## START ENTRIES SHOWN

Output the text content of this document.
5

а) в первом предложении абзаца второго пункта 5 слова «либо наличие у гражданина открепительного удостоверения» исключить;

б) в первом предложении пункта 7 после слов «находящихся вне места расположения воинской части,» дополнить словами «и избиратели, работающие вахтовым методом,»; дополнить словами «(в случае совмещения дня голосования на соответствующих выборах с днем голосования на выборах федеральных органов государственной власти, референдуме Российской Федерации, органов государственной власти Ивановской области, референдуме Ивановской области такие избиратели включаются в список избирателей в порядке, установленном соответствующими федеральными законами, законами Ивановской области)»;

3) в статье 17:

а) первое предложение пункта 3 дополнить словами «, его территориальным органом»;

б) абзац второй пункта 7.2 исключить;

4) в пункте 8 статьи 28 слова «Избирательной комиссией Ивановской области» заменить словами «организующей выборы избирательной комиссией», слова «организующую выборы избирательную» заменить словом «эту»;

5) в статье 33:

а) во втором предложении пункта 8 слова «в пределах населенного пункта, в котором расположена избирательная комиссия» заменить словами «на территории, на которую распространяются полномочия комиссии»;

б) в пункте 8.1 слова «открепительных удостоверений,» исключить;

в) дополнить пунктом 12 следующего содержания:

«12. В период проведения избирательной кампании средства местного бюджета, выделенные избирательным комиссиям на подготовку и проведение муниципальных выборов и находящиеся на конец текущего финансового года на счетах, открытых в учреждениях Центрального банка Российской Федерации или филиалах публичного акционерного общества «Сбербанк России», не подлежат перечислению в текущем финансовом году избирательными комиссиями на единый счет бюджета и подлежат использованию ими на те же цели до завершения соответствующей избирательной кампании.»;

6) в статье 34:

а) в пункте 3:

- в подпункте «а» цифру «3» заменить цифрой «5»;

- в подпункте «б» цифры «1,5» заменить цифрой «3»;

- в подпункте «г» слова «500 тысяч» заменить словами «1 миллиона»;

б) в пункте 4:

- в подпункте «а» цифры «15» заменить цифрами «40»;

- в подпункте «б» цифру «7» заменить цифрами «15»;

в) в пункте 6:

## END ENTRIES SHOWN

WHAT NEEDS TO BE DONE:
Pull every line containing "заменить" from the material above.

ANSWER TO THIS PROBLEM:
4) в пункте 8 статьи 28 слова «Избирательной комиссией Ивановской области» заменить словами «организующей выборы избирательной комиссией», слова «организующую выборы избирательную» заменить словом «эту»;
а) во втором предложении пункта 8 слова «в пределах населенного пункта, в котором расположена избирательная комиссия» заменить словами «на территории, на которую распространяются полномочия комиссии»;
- в подпункте «а» цифру «3» заменить цифрой «5»;
- в подпункте «б» цифры «1,5» заменить цифрой «3»;
- в подпункте «г» слова «500 тысяч» заменить словами «1 миллиона»;
- в подпункте «а» цифры «15» заменить цифрами «40»;
- в подпункте «б» цифру «7» заменить цифрами «15»;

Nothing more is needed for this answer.